任务说明 = 请把下面数据中的各行逐字照抄一遍，一行也不要遗漏。
··········
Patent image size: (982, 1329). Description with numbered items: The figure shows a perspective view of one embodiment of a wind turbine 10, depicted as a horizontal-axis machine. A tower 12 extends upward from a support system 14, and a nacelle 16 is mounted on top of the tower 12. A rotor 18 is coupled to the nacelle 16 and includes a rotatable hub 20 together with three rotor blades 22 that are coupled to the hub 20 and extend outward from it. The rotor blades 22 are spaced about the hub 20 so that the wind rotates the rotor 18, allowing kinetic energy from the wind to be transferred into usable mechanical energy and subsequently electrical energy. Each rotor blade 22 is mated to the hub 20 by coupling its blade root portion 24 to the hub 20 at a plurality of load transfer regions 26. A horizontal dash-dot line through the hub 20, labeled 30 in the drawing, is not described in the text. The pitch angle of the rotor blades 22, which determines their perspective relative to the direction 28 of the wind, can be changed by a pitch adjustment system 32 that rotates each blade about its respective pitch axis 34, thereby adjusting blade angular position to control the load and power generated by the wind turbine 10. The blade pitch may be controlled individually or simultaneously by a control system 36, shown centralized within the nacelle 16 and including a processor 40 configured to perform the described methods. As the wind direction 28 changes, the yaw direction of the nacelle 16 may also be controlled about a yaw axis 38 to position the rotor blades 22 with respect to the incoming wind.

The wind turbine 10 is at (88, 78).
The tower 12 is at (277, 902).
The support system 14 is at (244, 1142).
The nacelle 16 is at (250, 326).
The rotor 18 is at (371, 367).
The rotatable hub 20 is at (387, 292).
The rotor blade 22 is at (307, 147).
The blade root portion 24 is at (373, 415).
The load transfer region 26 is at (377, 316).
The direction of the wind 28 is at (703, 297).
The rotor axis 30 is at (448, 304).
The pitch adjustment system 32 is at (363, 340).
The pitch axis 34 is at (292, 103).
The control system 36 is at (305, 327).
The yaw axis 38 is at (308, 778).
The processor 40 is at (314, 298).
··········
练习结果 =
Patent image size: (982, 1329). Description with numbered items: The figure shows a perspective view of one embodiment of a wind turbine 10, depicted as a horizontal-axis machine. A tower 12 extends upward from a support system 14, and a nacelle 16 is mounted on top of the tower 12. A rotor 18 is coupled to the nacelle 16 and includes a rotatable hub 20 together with three rotor blades 22 that are coupled to the hub 20 and extend outward from it. The rotor blades 22 are spaced about the hub 20 so that the wind rotates the rotor 18, allowing kinetic energy from the wind to be transferred into usable mechanical energy and subsequently electrical energy. Each rotor blade 22 is mated to the hub 20 by coupling its blade root portion 24 to the hub 20 at a plurality of load transfer regions 26. A horizontal dash-dot line through the hub 20, labeled 30 in the drawing, is not described in the text. The pitch angle of the rotor blades 22, which determines their perspective relative to the direction 28 of the wind, can be changed by a pitch adjustment system 32 that rotates each blade about its respective pitch axis 34, thereby adjusting blade angular position to control the load and power generated by the wind turbine 10. The blade pitch may be controlled individually or simultaneously by a control system 36, shown centralized within the nacelle 16 and including a processor 40 configured to perform the described methods. As the wind direction 28 changes, the yaw direction of the nacelle 16 may also be controlled about a yaw axis 38 to position the rotor blades 22 with respect to the incoming wind.

The wind turbine 10 is at (88, 78).
The tower 12 is at (277, 902).
The support system 14 is at (244, 1142).
The nacelle 16 is at (250, 326).
The rotor 18 is at (371, 367).
The rotatable hub 20 is at (387, 292).
The rotor blade 22 is at (307, 147).
The blade root portion 24 is at (373, 415).
The load transfer region 26 is at (377, 316).
The direction of the wind 28 is at (703, 297).
The rotor axis 30 is at (448, 304).
The pitch adjustment system 32 is at (363, 340).
The pitch axis 34 is at (292, 103).
The control system 36 is at (305, 327).
The yaw axis 38 is at (308, 778).
The processor 40 is at (314, 298).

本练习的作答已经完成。